What you are asked to do: Skip the pictures. Transcribe the rest of the data below without changing a word.
START Data records
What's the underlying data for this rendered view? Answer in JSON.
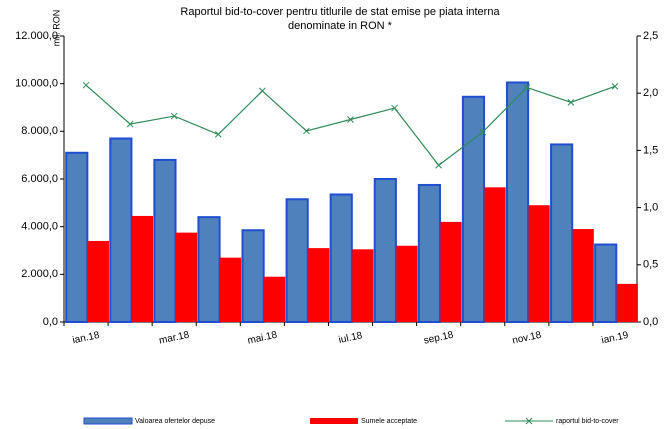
{
  "chart_data": {
    "type": "bar_line",
    "title": "Raportul bid-to-cover pentru titlurile de stat emise pe piata interna",
    "subtitle": "denominate in RON *",
    "y_label": "mil. RON",
    "categories": [
      "ian.18",
      null,
      "mar.18",
      null,
      "mai.18",
      null,
      "iul.18",
      null,
      "sep.18",
      null,
      "nov.18",
      null,
      "ian.19"
    ],
    "series": [
      {
        "name": "Valoarea ofertelor depuse",
        "color": "#4f81bd",
        "edge": "#1f4fd0",
        "kind": "bar",
        "values": [
          7100,
          7700,
          6800,
          4400,
          3850,
          5150,
          5350,
          6000,
          5750,
          9450,
          10050,
          7450,
          3250
        ]
      },
      {
        "name": "Sumele acceptate",
        "color": "#ff0000",
        "kind": "bar",
        "values": [
          3400,
          4450,
          3750,
          2700,
          1900,
          3100,
          3050,
          3200,
          4200,
          5650,
          4900,
          3900,
          1600
        ]
      },
      {
        "name": "raportul bid-to-cover",
        "color": "#2e8b57",
        "kind": "line",
        "axis": "y2",
        "values": [
          2.07,
          1.73,
          1.8,
          1.64,
          2.02,
          1.67,
          1.77,
          1.87,
          1.37,
          1.66,
          2.05,
          1.92,
          2.06
        ]
      }
    ],
    "ylim": [
      0,
      12000
    ],
    "yticks": [
      {
        "value": 0,
        "label": "0,0"
      },
      {
        "value": 2000,
        "label": "2.000,0"
      },
      {
        "value": 4000,
        "label": "4.000,0"
      },
      {
        "value": 6000,
        "label": "6.000,0"
      },
      {
        "value": 8000,
        "label": "8.000,0"
      },
      {
        "value": 10000,
        "label": "10.000,0"
      },
      {
        "value": 12000,
        "label": "12.000,0"
      }
    ],
    "y2lim": [
      0,
      2.5
    ],
    "y2ticks": [
      {
        "value": 0,
        "label": "0,0"
      },
      {
        "value": 0.5,
        "label": "0,5"
      },
      {
        "value": 1,
        "label": "1,0"
      },
      {
        "value": 1.5,
        "label": "1,5"
      },
      {
        "value": 2,
        "label": "2,0"
      },
      {
        "value": 2.5,
        "label": "2,5"
      }
    ]
  }
}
END Data records
Task solution:
What's the underlying data for this rendered view? Answer in JSON.
{
  "chart_data": {
    "type": "bar_line",
    "title": "Raportul bid-to-cover pentru titlurile de stat emise pe piata interna",
    "subtitle": "denominate in RON *",
    "y_label": "mil. RON",
    "categories": [
      "ian.18",
      null,
      "mar.18",
      null,
      "mai.18",
      null,
      "iul.18",
      null,
      "sep.18",
      null,
      "nov.18",
      null,
      "ian.19"
    ],
    "series": [
      {
        "name": "Valoarea ofertelor depuse",
        "color": "#4f81bd",
        "edge": "#1f4fd0",
        "kind": "bar",
        "values": [
          7100,
          7700,
          6800,
          4400,
          3850,
          5150,
          5350,
          6000,
          5750,
          9450,
          10050,
          7450,
          3250
        ]
      },
      {
        "name": "Sumele acceptate",
        "color": "#ff0000",
        "kind": "bar",
        "values": [
          3400,
          4450,
          3750,
          2700,
          1900,
          3100,
          3050,
          3200,
          4200,
          5650,
          4900,
          3900,
          1600
        ]
      },
      {
        "name": "raportul bid-to-cover",
        "color": "#2e8b57",
        "kind": "line",
        "axis": "y2",
        "values": [
          2.07,
          1.73,
          1.8,
          1.64,
          2.02,
          1.67,
          1.77,
          1.87,
          1.37,
          1.66,
          2.05,
          1.92,
          2.06
        ]
      }
    ],
    "ylim": [
      0,
      12000
    ],
    "yticks": [
      {
        "value": 0,
        "label": "0,0"
      },
      {
        "value": 2000,
        "label": "2.000,0"
      },
      {
        "value": 4000,
        "label": "4.000,0"
      },
      {
        "value": 6000,
        "label": "6.000,0"
      },
      {
        "value": 8000,
        "label": "8.000,0"
      },
      {
        "value": 10000,
        "label": "10.000,0"
      },
      {
        "value": 12000,
        "label": "12.000,0"
      }
    ],
    "y2lim": [
      0,
      2.5
    ],
    "y2ticks": [
      {
        "value": 0,
        "label": "0,0"
      },
      {
        "value": 0.5,
        "label": "0,5"
      },
      {
        "value": 1,
        "label": "1,0"
      },
      {
        "value": 1.5,
        "label": "1,5"
      },
      {
        "value": 2,
        "label": "2,0"
      },
      {
        "value": 2.5,
        "label": "2,5"
      }
    ]
  }
}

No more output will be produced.